- [WHAT THIS TASK INVOLVES]: Your answer should be a single number: the count of lines that include the word "data".

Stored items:
◆ ◆ ◆
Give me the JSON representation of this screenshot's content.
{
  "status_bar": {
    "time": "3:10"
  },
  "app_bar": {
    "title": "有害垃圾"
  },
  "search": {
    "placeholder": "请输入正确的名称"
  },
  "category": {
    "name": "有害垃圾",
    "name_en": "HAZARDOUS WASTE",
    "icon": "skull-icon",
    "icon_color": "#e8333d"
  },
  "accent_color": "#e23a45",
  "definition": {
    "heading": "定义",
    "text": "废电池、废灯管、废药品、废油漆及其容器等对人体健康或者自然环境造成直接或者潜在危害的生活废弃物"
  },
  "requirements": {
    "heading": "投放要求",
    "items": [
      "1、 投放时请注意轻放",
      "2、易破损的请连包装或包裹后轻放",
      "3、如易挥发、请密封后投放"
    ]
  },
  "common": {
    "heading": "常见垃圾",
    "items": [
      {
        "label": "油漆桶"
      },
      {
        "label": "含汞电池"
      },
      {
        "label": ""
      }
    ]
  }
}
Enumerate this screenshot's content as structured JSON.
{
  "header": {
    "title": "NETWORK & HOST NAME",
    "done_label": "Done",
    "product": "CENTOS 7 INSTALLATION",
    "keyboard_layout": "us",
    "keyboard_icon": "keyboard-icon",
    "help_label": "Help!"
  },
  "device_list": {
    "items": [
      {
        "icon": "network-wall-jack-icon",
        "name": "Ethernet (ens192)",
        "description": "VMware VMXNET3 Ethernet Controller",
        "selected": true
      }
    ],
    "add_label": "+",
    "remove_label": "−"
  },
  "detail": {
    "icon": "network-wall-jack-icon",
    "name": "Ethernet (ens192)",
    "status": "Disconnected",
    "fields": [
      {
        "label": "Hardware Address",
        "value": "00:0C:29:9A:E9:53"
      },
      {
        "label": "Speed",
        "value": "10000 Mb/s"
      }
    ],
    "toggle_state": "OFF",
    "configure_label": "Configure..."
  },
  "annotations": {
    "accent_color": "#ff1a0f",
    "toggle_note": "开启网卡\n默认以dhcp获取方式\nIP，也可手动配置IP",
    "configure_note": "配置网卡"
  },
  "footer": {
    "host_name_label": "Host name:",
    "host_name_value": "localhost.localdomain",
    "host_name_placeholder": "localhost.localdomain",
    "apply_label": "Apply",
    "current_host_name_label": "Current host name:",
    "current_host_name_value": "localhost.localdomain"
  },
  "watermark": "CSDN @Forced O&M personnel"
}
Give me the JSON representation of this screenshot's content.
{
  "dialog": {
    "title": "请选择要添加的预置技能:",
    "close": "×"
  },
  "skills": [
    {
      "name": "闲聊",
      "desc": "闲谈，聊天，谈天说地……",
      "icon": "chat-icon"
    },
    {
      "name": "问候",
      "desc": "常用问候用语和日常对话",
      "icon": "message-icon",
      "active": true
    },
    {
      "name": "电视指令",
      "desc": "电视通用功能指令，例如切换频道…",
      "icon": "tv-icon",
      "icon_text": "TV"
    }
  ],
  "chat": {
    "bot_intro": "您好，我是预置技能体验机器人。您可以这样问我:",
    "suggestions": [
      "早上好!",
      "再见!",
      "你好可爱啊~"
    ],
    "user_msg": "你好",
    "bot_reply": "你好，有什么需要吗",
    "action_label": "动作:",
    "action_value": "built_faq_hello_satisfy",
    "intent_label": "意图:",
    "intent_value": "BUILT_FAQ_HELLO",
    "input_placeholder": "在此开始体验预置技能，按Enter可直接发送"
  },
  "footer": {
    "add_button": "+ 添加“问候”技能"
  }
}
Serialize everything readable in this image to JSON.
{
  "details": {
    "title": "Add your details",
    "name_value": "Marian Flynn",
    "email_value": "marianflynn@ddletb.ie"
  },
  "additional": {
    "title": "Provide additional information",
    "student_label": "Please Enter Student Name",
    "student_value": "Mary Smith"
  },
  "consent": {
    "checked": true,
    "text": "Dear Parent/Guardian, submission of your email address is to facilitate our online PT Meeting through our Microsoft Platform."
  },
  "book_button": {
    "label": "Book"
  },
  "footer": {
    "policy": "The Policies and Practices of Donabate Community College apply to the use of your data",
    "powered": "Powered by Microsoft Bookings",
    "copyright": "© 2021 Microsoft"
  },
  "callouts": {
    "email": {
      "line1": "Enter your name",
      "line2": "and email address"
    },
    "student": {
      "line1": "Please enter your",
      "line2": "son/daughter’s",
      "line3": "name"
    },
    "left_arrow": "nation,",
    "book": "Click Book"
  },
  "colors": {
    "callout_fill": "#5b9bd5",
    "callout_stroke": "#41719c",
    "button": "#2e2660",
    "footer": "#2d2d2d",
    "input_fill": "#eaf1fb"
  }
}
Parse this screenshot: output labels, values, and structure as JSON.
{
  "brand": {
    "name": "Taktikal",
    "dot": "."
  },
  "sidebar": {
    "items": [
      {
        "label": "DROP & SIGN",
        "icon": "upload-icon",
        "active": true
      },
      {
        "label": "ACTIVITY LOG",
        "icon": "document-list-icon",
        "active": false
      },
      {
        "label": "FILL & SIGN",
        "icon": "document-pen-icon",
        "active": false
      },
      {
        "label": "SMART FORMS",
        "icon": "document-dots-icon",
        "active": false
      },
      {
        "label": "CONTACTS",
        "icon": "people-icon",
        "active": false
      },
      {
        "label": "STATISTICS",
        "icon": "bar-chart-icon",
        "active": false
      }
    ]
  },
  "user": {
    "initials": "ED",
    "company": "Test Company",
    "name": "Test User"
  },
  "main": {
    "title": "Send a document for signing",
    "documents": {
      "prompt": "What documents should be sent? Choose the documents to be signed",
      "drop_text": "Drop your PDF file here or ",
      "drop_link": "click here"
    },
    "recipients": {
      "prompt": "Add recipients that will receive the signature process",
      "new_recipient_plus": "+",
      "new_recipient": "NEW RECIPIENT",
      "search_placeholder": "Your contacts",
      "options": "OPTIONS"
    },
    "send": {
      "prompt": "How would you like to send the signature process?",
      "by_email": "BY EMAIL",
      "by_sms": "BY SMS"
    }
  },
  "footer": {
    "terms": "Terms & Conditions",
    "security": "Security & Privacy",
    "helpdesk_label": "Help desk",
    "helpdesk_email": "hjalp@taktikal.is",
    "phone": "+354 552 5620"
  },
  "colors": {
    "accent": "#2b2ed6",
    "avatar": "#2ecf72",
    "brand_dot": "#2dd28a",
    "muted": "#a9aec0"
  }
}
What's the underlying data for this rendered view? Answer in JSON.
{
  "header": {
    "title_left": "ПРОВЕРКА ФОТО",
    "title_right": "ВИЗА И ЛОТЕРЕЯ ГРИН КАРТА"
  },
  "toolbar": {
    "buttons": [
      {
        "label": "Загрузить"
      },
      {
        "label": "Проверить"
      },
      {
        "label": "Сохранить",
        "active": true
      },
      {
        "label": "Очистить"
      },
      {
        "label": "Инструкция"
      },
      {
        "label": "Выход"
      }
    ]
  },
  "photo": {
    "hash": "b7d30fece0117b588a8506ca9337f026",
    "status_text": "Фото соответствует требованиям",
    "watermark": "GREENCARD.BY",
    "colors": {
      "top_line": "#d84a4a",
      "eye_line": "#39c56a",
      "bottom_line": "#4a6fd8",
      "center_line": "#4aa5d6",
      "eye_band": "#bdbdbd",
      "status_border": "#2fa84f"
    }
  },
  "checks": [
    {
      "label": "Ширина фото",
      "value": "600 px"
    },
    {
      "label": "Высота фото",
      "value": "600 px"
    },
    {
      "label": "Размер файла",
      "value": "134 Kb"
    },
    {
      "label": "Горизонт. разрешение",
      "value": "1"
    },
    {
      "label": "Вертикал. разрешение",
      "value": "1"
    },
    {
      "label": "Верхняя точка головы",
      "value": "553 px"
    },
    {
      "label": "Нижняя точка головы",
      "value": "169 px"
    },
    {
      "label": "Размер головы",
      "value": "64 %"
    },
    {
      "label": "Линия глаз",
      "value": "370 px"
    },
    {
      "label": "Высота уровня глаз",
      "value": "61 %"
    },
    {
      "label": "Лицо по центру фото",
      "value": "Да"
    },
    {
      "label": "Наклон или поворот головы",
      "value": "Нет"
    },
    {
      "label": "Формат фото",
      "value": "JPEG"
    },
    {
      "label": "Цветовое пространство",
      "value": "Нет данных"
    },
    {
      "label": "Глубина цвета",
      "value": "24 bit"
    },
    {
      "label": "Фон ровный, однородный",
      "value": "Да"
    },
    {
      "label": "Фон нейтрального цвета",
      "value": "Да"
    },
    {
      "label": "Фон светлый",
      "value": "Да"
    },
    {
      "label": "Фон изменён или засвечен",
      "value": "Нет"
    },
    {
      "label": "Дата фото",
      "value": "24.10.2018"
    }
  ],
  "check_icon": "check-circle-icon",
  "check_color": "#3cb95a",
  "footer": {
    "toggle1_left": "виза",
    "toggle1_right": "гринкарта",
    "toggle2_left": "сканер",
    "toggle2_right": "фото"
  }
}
◆ ◆ ◆
- [TASK RESPONSE]: 2